--- PROBLEM STATEMENT ---
Note each line that includes the word "study". Copy those lines.

--- DATA ROWS ---

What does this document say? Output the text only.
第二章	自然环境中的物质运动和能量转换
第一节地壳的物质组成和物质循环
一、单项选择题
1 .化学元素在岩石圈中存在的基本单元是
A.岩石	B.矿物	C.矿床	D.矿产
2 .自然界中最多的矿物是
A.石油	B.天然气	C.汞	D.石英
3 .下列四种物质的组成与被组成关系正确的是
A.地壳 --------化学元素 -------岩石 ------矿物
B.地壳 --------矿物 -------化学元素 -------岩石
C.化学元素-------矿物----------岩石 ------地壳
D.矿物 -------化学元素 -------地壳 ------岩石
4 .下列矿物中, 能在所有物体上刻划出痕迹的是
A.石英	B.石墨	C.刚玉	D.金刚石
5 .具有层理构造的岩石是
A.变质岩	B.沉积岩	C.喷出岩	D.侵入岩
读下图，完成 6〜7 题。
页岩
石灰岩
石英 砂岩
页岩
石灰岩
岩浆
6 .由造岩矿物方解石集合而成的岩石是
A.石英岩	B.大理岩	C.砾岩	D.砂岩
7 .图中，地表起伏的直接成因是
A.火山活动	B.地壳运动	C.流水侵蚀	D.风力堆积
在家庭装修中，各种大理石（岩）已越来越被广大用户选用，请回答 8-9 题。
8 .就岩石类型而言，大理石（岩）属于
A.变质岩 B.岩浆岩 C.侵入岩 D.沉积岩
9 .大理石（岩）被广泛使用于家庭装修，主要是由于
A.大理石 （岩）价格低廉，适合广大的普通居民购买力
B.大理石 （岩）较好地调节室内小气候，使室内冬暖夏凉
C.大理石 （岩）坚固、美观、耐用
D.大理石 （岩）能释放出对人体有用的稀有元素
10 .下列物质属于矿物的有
* * *
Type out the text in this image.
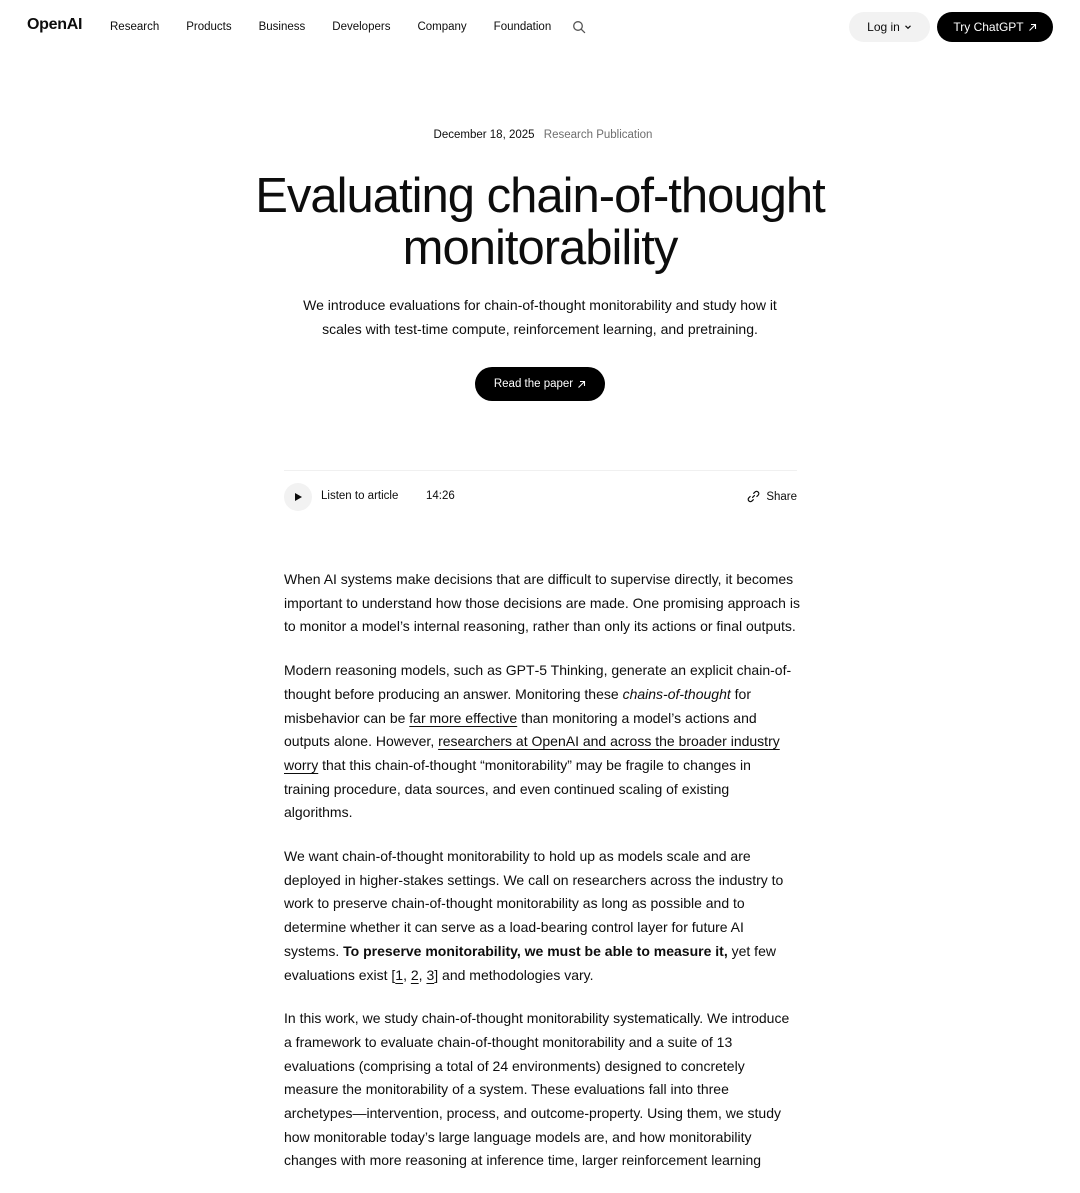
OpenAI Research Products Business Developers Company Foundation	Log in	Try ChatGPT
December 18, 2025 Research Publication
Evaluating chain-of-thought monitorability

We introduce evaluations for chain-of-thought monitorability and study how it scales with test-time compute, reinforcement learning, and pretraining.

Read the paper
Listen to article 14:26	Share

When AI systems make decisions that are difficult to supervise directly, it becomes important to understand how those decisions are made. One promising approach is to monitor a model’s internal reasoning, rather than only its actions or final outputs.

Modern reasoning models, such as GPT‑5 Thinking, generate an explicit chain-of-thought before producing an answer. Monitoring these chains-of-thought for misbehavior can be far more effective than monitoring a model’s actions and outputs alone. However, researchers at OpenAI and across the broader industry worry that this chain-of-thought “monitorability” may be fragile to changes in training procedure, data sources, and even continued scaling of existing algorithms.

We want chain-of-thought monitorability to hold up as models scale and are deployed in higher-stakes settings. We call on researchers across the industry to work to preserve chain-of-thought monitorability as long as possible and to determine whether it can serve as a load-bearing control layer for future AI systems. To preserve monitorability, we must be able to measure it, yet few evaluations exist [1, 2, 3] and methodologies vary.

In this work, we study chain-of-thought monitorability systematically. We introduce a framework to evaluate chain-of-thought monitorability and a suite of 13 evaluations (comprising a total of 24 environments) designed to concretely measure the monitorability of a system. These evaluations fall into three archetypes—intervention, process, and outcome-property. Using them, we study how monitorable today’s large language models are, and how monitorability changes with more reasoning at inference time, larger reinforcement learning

--- ANSWER BELOW ---
We introduce evaluations for chain-of-thought monitorability and study how it scales with test-time compute, reinforcement learning, and pretraining.
In this work, we study chain-of-thought monitorability systematically. We introduce a framework to evaluate chain-of-thought monitorability and a suite of 13 evaluations (comprising a total of 24 environments) designed to concretely measure the monitorability of a system. These evaluations fall into three archetypes—intervention, process, and outcome-property. Using them, we study how monitorable today’s large language models are, and how monitorability changes with more reasoning at inference time, larger reinforcement learning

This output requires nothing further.